**AIM:** Copy out the data word for word, from the first line up to and including the line that contains "seat-rail: [1120, 940, 1206, 948]".

— Begin —

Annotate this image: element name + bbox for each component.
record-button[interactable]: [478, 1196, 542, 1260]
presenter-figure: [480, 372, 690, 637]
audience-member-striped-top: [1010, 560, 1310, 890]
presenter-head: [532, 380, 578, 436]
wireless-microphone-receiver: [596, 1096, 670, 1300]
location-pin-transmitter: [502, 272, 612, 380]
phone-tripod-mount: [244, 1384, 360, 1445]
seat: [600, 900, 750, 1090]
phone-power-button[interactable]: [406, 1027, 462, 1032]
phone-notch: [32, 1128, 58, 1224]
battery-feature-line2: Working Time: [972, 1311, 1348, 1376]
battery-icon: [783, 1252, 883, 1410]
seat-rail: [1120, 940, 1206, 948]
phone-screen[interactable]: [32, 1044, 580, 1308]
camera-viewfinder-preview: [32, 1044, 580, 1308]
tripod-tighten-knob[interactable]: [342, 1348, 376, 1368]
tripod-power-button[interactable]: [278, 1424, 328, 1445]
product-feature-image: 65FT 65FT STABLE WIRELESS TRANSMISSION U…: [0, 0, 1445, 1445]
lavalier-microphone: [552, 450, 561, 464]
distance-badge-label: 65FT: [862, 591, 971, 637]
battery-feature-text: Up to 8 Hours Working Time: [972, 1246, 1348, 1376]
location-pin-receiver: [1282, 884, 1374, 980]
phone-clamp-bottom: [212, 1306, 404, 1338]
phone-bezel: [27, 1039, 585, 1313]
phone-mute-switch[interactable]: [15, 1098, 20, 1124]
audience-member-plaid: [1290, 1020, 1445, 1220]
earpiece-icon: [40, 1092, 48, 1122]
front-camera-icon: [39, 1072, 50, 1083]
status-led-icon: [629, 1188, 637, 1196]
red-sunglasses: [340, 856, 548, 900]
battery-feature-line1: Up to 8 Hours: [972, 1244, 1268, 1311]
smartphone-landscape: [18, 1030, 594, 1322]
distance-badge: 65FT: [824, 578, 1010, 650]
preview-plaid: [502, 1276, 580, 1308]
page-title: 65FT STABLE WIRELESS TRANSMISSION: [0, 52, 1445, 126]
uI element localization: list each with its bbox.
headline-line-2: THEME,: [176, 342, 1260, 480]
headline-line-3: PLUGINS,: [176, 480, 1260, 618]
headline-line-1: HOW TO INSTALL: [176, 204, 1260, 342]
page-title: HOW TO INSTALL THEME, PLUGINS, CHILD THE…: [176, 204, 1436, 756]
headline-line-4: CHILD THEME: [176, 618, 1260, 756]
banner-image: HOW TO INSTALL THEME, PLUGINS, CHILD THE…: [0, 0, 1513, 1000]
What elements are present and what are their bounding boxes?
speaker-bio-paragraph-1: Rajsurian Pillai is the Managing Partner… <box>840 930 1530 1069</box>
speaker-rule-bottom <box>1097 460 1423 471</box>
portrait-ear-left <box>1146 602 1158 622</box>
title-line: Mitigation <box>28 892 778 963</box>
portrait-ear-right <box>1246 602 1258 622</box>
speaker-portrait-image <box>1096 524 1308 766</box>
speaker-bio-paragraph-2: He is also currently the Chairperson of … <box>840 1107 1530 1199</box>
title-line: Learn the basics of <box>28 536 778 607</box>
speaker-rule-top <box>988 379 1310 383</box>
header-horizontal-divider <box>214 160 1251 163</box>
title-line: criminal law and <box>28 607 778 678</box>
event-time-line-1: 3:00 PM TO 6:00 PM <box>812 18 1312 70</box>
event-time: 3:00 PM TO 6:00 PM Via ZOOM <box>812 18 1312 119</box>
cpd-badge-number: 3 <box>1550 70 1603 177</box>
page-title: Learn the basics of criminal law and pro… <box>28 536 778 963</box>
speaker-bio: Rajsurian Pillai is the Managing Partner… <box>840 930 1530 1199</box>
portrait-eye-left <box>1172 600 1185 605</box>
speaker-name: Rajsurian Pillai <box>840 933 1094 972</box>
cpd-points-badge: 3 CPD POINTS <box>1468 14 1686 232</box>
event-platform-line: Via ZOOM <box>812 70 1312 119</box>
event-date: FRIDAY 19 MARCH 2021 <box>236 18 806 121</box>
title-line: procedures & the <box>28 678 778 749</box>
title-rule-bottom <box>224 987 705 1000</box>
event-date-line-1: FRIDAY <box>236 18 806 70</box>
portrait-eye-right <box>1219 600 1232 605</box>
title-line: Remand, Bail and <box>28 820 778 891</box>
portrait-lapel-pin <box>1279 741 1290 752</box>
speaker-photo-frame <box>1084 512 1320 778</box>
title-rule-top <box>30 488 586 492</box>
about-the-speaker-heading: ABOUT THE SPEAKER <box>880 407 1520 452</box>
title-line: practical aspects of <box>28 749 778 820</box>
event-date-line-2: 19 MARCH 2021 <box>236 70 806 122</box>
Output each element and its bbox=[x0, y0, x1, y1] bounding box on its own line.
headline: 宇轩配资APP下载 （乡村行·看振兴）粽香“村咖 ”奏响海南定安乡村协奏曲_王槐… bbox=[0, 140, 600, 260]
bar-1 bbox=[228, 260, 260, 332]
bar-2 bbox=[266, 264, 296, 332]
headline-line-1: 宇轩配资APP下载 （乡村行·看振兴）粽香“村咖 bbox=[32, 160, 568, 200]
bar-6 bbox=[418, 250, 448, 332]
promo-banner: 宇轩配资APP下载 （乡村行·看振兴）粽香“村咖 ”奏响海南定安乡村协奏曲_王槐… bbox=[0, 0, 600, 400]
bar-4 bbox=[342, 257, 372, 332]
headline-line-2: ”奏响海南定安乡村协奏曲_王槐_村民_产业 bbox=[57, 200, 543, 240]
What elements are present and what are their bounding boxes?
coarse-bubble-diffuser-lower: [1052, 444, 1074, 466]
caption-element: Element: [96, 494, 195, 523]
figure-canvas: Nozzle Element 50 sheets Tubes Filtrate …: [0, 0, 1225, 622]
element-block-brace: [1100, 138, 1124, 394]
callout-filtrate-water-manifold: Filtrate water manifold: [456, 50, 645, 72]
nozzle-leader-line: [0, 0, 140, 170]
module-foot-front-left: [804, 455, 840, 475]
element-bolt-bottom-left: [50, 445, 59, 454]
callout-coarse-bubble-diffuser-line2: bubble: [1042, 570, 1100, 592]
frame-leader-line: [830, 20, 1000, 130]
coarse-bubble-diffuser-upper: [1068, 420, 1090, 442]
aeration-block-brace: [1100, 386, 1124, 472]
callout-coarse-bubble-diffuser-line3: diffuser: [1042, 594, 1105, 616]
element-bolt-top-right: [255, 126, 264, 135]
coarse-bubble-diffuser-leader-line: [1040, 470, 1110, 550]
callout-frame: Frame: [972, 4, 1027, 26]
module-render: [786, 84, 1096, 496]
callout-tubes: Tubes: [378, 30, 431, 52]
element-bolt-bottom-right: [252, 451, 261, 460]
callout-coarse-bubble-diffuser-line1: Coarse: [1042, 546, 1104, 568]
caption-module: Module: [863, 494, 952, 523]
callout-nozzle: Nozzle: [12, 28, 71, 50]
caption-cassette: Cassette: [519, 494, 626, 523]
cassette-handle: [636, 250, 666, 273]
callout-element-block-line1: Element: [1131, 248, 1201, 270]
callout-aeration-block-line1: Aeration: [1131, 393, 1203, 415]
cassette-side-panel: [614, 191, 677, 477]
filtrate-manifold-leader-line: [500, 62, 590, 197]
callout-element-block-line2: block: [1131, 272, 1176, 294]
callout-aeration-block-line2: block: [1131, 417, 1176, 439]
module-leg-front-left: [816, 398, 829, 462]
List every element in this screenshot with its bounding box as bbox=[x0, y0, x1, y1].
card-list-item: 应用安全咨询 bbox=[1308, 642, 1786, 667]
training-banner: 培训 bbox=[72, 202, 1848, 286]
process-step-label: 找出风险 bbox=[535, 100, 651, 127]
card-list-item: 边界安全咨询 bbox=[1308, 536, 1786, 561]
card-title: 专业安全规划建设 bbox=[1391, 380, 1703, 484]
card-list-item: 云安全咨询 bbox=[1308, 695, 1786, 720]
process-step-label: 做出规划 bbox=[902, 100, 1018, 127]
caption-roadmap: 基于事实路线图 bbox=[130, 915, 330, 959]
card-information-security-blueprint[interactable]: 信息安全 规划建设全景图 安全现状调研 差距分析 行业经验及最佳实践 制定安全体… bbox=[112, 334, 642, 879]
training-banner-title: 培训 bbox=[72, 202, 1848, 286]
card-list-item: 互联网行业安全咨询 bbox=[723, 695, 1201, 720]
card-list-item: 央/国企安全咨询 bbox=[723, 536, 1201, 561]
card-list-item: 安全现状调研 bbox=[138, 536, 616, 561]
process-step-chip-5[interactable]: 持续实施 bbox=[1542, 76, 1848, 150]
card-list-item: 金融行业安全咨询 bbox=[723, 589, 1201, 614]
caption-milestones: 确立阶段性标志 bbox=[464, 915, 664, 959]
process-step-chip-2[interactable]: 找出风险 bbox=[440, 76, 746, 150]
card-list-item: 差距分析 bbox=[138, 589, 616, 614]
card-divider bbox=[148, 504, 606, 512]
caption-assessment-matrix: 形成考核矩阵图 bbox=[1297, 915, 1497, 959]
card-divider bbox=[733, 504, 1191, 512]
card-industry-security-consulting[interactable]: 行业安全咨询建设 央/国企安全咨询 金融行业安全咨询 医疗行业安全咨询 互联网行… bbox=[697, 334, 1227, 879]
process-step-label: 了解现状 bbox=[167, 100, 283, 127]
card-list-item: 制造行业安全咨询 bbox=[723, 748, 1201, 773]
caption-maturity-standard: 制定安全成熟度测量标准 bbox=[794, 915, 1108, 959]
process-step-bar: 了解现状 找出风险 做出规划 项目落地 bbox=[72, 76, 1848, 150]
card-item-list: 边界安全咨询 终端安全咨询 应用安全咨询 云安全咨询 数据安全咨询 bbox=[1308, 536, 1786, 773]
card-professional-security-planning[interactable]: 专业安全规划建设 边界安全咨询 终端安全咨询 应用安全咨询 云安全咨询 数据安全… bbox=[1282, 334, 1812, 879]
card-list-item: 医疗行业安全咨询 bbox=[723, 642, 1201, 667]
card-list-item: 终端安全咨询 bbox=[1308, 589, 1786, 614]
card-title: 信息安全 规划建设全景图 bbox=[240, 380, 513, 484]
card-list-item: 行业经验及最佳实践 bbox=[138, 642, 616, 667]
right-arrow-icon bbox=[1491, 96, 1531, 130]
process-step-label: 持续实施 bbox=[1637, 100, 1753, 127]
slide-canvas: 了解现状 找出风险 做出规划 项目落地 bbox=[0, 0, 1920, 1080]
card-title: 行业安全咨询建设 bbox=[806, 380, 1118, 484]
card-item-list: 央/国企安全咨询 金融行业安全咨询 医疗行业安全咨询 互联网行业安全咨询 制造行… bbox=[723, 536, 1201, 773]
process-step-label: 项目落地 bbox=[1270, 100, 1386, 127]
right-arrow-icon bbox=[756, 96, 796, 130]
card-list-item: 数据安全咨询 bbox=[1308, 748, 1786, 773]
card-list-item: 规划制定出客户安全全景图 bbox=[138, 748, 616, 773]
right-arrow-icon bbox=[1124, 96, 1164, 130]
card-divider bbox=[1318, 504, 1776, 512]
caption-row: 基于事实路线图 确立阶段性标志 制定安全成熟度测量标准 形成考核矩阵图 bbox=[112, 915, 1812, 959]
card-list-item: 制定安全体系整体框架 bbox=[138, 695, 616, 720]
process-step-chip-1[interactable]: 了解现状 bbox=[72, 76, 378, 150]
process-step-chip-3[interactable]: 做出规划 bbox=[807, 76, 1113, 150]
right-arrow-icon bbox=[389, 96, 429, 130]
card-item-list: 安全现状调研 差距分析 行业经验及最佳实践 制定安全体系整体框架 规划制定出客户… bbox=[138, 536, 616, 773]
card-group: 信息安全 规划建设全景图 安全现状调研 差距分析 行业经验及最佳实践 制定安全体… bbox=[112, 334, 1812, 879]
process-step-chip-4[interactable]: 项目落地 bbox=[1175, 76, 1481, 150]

— End —

**EXERCISE RESPONSE:**
Annotate this image: element name + bbox for each component.
record-button[interactable]: [478, 1196, 542, 1260]
presenter-figure: [480, 372, 690, 637]
audience-member-striped-top: [1010, 560, 1310, 890]
presenter-head: [532, 380, 578, 436]
wireless-microphone-receiver: [596, 1096, 670, 1300]
location-pin-transmitter: [502, 272, 612, 380]
phone-tripod-mount: [244, 1384, 360, 1445]
seat: [600, 900, 750, 1090]
phone-power-button[interactable]: [406, 1027, 462, 1032]
phone-notch: [32, 1128, 58, 1224]
battery-feature-line2: Working Time: [972, 1311, 1348, 1376]
battery-icon: [783, 1252, 883, 1410]
seat-rail: [1120, 940, 1206, 948]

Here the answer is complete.